** SET EXERCISE **
Where a line in the listing contains the string "звена", copy that line out.

(Data records)
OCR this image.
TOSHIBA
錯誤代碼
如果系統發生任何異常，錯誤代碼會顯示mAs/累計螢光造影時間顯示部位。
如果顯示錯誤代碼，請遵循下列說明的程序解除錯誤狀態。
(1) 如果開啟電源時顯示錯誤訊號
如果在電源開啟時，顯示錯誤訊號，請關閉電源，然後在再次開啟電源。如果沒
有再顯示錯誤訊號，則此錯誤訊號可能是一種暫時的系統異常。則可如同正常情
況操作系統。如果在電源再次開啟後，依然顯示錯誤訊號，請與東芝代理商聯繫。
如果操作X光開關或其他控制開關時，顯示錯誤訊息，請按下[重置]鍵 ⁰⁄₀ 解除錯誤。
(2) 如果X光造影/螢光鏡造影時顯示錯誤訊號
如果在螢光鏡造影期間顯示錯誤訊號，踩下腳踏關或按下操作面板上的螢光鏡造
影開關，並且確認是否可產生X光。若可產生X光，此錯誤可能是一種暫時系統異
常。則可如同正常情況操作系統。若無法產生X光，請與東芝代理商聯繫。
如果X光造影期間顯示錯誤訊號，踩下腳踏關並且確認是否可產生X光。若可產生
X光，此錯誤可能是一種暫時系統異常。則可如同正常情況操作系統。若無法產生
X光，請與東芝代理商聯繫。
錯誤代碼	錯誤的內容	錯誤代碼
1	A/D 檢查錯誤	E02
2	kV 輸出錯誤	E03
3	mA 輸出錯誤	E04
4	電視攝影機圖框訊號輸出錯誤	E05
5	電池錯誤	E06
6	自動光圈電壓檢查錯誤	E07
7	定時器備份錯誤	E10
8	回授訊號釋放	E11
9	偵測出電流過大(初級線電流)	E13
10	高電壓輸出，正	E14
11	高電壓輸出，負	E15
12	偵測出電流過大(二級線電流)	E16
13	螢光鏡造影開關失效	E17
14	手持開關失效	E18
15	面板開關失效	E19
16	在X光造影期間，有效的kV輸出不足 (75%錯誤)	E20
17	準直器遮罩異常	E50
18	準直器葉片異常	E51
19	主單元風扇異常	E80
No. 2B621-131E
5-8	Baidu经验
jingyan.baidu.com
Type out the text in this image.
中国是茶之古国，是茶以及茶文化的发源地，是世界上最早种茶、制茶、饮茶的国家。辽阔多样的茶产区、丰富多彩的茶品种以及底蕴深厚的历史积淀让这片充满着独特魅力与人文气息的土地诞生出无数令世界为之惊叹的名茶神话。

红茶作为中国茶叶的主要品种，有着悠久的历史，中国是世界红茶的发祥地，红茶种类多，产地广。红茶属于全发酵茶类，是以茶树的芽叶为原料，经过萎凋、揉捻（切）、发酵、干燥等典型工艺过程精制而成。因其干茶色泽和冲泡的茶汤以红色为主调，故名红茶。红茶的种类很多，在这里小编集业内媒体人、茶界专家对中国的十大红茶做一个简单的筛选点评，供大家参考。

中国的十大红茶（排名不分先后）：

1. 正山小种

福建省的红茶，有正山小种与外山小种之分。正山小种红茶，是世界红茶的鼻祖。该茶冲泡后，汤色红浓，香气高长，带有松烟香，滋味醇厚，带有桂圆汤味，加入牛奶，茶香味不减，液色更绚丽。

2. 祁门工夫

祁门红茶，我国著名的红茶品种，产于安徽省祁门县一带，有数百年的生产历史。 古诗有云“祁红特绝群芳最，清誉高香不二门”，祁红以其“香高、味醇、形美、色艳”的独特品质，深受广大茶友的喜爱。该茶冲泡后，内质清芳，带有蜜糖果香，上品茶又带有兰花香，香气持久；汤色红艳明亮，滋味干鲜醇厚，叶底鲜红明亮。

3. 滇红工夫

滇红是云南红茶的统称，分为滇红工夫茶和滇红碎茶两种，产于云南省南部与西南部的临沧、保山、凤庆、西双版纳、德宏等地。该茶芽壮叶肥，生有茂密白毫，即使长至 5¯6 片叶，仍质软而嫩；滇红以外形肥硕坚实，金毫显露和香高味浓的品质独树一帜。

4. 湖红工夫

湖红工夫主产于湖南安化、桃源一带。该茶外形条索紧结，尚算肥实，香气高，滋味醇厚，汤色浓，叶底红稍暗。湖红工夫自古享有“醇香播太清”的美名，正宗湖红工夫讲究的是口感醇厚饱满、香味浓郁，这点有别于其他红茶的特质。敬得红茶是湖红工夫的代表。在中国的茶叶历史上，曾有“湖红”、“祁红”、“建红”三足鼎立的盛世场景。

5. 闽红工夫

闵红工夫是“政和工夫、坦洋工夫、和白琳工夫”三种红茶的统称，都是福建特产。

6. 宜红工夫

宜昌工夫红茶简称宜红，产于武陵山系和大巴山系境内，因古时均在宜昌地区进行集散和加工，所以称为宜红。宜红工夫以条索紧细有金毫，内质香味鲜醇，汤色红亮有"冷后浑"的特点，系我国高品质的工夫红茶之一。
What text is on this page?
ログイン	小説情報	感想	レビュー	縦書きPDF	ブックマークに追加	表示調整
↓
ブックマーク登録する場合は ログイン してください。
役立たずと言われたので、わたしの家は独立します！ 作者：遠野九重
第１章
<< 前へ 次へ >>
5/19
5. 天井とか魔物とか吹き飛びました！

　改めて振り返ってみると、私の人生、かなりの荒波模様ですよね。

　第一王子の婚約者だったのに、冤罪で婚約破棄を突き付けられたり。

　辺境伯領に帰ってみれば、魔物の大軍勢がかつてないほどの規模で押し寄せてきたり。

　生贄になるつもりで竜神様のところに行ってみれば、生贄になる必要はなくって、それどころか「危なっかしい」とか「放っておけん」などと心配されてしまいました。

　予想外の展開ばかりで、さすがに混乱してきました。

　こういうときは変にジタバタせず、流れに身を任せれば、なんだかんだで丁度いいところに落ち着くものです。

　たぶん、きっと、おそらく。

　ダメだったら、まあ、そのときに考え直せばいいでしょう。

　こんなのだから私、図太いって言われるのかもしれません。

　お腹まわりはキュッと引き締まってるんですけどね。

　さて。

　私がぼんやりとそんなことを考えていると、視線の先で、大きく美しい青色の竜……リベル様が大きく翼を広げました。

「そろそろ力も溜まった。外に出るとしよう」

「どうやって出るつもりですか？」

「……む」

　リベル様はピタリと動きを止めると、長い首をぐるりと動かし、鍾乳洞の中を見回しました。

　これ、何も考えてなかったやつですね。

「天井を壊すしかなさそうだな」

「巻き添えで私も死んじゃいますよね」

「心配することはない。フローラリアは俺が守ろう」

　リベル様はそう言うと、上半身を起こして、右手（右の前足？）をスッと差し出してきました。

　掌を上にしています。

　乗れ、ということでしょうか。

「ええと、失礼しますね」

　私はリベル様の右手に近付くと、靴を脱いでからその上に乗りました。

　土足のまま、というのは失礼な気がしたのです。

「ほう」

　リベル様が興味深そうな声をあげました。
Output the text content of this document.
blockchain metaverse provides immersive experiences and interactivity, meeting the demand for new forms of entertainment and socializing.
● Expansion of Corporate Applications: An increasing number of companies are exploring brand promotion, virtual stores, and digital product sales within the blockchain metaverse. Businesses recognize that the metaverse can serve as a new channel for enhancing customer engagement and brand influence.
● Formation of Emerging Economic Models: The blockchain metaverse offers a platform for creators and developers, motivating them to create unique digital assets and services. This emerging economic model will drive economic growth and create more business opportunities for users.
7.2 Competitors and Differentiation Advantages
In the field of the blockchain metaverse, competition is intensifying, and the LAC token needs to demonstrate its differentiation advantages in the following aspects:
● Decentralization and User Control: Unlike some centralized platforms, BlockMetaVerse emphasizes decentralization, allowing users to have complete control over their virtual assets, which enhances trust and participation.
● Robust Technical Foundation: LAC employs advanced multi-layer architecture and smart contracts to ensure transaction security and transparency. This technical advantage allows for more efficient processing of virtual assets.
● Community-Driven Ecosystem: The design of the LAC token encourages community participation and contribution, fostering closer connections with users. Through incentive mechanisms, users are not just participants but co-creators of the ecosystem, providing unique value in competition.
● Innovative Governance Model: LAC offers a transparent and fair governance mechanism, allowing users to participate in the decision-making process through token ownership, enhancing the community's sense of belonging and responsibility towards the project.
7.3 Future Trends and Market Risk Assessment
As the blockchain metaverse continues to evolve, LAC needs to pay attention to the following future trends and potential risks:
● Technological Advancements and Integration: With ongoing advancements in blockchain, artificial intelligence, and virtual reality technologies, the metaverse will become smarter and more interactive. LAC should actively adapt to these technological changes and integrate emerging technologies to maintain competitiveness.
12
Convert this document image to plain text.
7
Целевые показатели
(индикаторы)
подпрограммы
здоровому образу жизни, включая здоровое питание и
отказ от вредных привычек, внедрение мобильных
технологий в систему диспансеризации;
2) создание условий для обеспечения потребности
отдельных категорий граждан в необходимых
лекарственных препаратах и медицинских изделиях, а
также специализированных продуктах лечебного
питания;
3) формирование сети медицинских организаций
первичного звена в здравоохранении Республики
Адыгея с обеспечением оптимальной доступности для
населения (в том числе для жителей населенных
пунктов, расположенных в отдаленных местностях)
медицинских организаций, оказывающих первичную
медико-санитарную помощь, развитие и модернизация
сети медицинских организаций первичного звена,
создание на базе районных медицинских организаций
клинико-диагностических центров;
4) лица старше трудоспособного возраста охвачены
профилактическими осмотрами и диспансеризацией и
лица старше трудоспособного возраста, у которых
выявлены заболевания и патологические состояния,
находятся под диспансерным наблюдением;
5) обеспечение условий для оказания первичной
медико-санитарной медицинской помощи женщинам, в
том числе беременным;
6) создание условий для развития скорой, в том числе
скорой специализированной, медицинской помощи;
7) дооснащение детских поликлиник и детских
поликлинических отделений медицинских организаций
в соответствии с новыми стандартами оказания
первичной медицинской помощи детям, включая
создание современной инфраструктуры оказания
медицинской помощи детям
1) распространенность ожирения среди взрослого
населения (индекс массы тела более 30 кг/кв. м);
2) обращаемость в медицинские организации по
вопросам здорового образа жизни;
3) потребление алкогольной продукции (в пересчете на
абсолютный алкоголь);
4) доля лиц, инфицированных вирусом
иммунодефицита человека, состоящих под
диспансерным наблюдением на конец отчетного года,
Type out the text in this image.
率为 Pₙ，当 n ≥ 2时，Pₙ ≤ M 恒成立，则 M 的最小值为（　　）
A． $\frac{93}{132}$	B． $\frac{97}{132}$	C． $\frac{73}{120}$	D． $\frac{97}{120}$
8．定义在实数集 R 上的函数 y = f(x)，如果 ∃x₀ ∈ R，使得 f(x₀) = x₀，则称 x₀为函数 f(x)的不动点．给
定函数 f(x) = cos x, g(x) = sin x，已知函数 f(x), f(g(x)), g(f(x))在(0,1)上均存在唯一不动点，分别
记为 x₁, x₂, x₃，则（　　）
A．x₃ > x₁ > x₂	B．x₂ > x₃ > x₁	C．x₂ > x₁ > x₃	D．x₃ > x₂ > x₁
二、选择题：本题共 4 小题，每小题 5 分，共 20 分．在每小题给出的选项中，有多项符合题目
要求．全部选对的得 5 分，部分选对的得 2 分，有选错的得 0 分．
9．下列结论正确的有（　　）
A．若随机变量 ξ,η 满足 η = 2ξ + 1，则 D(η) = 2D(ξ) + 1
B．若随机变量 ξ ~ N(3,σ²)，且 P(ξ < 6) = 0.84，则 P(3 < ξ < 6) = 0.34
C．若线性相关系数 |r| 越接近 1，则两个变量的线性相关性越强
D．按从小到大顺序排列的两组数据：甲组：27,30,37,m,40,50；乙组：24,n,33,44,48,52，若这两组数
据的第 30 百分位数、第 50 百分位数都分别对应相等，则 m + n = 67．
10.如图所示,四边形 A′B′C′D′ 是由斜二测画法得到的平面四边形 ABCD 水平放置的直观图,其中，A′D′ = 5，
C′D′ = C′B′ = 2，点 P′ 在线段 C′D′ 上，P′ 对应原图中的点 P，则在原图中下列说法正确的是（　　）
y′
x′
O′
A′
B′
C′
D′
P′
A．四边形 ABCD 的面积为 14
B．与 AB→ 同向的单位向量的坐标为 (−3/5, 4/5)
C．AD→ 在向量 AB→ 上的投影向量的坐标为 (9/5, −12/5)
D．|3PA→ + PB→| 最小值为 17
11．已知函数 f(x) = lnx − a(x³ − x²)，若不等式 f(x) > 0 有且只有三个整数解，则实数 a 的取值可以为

** RESULT OF THIS EXERCISE **
первичного звена в здравоохранении Республики
сети медицинских организаций первичного звена,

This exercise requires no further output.